• TEXT PASSAGE
* Start *

She turned pro in 1982 and appeared on the WTA pro rankings for the first time at No.18, a record for the highest first-time appearance in the pro tennis rankings that she still holds today. Leand rose to a career high No. 12. Leand was ranked in the top 10 of the world doubles rankings reaching the quarterfinals at Wimbledon in 1983.

Leand represented the United States at the Federation Cup in 1982 and the Olympics in 1984. She competed on the WTA tour from 1981 to 1994. She won a singles title at the Pittsburgh Open in 1984 after a three-sets victory in the final against Pascale Paradis. Leand reached the fourth round of the US Open on three occasions, at Wimbledon once, and the French Open once. She upset second-seeded Andrea Jaeger at the 1981 U.S. Open.

== Later career ==
After 15 years on the pro tour, Leand pursued careers in journalism and broadcasting, as contributor to multiple publications including USA Today, The New York Times, and The Baltimore Sun and TennisMatch Magazine. She also was a lead commentator for ESPN/STAR television for 10 years. She later became certified as an investment advisor for Morgan Stanley. Leand was named publisher of Tennis Week Magazine in 2007.

* End *

• SUPPLIED MATERIAL
* Start *

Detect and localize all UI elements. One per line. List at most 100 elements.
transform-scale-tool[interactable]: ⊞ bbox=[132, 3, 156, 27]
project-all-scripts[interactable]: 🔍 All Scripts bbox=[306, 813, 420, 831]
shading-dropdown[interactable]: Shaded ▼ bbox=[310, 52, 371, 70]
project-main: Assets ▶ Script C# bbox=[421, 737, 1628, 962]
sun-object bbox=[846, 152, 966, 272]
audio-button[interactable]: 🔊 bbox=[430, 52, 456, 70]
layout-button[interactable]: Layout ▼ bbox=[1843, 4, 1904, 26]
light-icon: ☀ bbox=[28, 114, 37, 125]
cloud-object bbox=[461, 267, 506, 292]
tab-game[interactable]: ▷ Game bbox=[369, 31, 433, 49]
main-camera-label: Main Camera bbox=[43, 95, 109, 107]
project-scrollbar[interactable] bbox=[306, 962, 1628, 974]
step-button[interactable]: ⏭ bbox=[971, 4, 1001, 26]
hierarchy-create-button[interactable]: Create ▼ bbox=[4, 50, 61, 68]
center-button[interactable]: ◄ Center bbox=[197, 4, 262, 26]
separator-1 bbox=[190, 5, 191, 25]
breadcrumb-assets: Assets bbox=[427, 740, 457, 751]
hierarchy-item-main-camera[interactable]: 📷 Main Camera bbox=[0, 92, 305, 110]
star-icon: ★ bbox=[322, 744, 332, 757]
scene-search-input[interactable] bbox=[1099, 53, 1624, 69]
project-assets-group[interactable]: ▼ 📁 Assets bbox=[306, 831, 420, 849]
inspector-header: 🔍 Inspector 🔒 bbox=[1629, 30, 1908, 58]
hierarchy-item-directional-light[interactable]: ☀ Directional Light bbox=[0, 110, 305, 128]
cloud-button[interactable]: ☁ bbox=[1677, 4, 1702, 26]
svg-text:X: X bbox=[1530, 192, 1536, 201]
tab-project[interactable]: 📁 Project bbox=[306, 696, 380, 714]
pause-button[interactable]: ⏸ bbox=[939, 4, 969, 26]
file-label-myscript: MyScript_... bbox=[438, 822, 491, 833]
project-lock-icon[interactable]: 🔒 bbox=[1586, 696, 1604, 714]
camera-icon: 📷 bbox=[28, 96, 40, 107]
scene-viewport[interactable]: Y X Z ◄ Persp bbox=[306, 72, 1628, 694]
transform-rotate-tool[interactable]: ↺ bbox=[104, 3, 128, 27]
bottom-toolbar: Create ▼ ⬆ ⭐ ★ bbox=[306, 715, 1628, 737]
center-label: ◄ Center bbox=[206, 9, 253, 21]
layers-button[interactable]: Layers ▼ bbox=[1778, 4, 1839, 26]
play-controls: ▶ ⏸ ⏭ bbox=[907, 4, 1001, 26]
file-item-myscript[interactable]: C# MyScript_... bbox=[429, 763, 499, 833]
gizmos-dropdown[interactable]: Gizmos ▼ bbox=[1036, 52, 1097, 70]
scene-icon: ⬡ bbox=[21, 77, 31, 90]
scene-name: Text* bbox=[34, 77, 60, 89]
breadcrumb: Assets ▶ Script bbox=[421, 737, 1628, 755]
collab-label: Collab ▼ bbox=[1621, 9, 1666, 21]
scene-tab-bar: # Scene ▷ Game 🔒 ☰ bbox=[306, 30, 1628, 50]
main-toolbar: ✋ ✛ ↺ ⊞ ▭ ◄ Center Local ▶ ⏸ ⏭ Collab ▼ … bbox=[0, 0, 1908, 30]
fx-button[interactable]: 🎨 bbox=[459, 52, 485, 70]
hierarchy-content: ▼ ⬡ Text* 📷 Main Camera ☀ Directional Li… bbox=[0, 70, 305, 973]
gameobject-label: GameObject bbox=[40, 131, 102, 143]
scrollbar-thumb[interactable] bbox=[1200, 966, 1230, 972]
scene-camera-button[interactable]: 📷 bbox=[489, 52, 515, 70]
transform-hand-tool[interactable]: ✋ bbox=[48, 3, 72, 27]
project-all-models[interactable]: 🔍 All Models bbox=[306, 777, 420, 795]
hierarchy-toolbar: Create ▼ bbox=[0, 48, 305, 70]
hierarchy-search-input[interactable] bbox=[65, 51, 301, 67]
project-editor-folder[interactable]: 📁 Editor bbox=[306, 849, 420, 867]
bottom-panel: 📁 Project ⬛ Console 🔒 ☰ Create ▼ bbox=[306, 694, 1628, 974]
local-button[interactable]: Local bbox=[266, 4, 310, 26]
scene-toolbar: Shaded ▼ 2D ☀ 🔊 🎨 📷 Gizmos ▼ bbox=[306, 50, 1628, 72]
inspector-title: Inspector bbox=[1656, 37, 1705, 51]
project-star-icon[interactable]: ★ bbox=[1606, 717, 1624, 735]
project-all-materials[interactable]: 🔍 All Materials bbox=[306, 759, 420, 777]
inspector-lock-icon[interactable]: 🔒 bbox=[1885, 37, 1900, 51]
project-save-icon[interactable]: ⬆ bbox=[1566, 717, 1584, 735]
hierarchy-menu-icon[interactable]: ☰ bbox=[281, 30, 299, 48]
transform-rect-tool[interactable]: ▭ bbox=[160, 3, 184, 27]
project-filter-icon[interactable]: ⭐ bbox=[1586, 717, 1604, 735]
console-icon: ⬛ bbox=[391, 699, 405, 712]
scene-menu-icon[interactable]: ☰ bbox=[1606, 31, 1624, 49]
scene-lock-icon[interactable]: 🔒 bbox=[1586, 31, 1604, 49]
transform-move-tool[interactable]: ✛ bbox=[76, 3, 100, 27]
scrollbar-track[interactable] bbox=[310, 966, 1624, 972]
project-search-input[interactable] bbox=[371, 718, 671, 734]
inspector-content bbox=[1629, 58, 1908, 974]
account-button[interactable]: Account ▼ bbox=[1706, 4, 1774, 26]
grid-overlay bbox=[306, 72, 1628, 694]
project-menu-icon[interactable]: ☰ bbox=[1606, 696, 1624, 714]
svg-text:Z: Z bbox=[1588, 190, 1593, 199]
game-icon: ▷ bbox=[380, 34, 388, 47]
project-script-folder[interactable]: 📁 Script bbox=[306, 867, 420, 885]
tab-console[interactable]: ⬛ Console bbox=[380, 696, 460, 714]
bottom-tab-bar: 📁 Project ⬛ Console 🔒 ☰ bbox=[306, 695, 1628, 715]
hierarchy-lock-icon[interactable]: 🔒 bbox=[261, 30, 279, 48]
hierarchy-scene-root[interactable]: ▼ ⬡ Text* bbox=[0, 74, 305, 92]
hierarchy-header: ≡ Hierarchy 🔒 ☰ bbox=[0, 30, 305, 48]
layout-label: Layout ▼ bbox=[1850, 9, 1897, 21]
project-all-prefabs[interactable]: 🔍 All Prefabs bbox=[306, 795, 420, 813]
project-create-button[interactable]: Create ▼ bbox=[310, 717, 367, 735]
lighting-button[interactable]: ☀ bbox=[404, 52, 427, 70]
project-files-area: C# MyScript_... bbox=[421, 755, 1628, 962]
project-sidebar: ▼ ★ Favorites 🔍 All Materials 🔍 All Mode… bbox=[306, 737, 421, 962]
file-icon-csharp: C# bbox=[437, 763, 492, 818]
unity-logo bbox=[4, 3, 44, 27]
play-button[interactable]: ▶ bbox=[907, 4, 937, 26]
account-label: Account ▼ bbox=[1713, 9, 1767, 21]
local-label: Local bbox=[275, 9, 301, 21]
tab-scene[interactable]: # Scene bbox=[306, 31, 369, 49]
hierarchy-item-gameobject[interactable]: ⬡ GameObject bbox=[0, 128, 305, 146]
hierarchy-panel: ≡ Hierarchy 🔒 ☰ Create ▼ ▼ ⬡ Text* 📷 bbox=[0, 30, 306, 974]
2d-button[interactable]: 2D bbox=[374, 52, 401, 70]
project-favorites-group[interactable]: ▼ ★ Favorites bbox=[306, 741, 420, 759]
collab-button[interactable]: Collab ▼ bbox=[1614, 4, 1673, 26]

* End *

• YOUR TASKS
**1)** According to the tennis passage, why is Leand's first appearance in the WTA pro rankings at No. 18 notable?
**2)** Output the entries as a JSON list of strings, one string per line, starting with their first line and going on through the line that contains "project-scrollbar[interactable] bbox=[306, 962, 1628, 974]".
The entries have no connection to the tennis passage.

• WRITTEN ANSWERS
**1)** It set a record for the highest first-time appearance in the pro tennis rankings, and she still holds that record today.

**2)**
[
  "Detect and localize all UI elements. One per line. List at most 100 elements.",
  "transform-scale-tool[interactable]: ⊞ bbox=[132, 3, 156, 27]",
  "project-all-scripts[interactable]: 🔍 All Scripts bbox=[306, 813, 420, 831]",
  "shading-dropdown[interactable]: Shaded ▼ bbox=[310, 52, 371, 70]",
  "project-main: Assets ▶ Script C# bbox=[421, 737, 1628, 962]",
  "sun-object bbox=[846, 152, 966, 272]",
  "audio-button[interactable]: 🔊 bbox=[430, 52, 456, 70]",
  "layout-button[interactable]: Layout ▼ bbox=[1843, 4, 1904, 26]",
  "light-icon: ☀ bbox=[28, 114, 37, 125]",
  "cloud-object bbox=[461, 267, 506, 292]",
  "tab-game[interactable]: ▷ Game bbox=[369, 31, 433, 49]",
  "main-camera-label: Main Camera bbox=[43, 95, 109, 107]",
  "project-scrollbar[interactable] bbox=[306, 962, 1628, 974]"
]